Print out the material that follows word for word.

[BEGIN]

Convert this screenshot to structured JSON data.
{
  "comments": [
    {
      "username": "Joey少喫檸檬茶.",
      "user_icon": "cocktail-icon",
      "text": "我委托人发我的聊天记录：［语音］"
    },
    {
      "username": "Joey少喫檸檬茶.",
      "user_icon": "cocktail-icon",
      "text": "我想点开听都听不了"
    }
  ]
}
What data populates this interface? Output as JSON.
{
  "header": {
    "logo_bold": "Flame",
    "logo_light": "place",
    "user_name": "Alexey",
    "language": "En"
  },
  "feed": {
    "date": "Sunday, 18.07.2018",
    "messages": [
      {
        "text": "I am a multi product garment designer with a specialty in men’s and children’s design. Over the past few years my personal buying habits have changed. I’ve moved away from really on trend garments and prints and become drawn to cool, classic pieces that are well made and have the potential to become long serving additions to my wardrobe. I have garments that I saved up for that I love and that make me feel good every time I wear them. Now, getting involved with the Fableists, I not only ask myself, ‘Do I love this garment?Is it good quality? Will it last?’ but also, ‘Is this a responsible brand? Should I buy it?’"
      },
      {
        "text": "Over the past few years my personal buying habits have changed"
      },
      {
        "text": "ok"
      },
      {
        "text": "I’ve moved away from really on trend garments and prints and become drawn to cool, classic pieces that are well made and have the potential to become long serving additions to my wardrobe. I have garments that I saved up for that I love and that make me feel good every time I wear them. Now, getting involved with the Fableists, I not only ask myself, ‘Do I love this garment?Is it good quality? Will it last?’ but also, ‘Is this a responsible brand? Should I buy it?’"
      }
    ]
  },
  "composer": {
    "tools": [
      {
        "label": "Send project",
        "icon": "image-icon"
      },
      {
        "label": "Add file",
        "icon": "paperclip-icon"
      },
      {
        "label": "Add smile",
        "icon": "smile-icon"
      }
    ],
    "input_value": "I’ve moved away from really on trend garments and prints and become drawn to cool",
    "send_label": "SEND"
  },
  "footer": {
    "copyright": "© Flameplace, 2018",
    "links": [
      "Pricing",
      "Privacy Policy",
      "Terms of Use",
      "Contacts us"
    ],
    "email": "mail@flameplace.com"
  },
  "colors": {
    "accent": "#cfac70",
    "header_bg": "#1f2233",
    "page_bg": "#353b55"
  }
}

[END]

(Task answer)
Convert this screenshot to structured JSON data.
{
  "comments": [
    {
      "username": "Joey少喫檸檬茶.",
      "user_icon": "cocktail-icon",
      "text": "我委托人发我的聊天记录：［语音］"
    },
    {
      "username": "Joey少喫檸檬茶.",
      "user_icon": "cocktail-icon",
      "text": "我想点开听都听不了"
    }
  ]
}
What data populates this interface? Output as JSON.
{
  "header": {
    "logo_bold": "Flame",
    "logo_light": "place",
    "user_name": "Alexey",
    "language": "En"
  },
  "feed": {
    "date": "Sunday, 18.07.2018",
    "messages": [
      {
        "text": "I am a multi product garment designer with a specialty in men’s and children’s design. Over the past few years my personal buying habits have changed. I’ve moved away from really on trend garments and prints and become drawn to cool, classic pieces that are well made and have the potential to become long serving additions to my wardrobe. I have garments that I saved up for that I love and that make me feel good every time I wear them. Now, getting involved with the Fableists, I not only ask myself, ‘Do I love this garment?Is it good quality? Will it last?’ but also, ‘Is this a responsible brand? Should I buy it?’"
      },
      {
        "text": "Over the past few years my personal buying habits have changed"
      },
      {
        "text": "ok"
      },
      {
        "text": "I’ve moved away from really on trend garments and prints and become drawn to cool, classic pieces that are well made and have the potential to become long serving additions to my wardrobe. I have garments that I saved up for that I love and that make me feel good every time I wear them. Now, getting involved with the Fableists, I not only ask myself, ‘Do I love this garment?Is it good quality? Will it last?’ but also, ‘Is this a responsible brand? Should I buy it?’"
      }
    ]
  },
  "composer": {
    "tools": [
      {
        "label": "Send project",
        "icon": "image-icon"
      },
      {
        "label": "Add file",
        "icon": "paperclip-icon"
      },
      {
        "label": "Add smile",
        "icon": "smile-icon"
      }
    ],
    "input_value": "I’ve moved away from really on trend garments and prints and become drawn to cool",
    "send_label": "SEND"
  },
  "footer": {
    "copyright": "© Flameplace, 2018",
    "links": [
      "Pricing",
      "Privacy Policy",
      "Terms of Use",
      "Contacts us"
    ],
    "email": "mail@flameplace.com"
  },
  "colors": {
    "accent": "#cfac70",
    "header_bg": "#1f2233",
    "page_bg": "#353b55"
  }
}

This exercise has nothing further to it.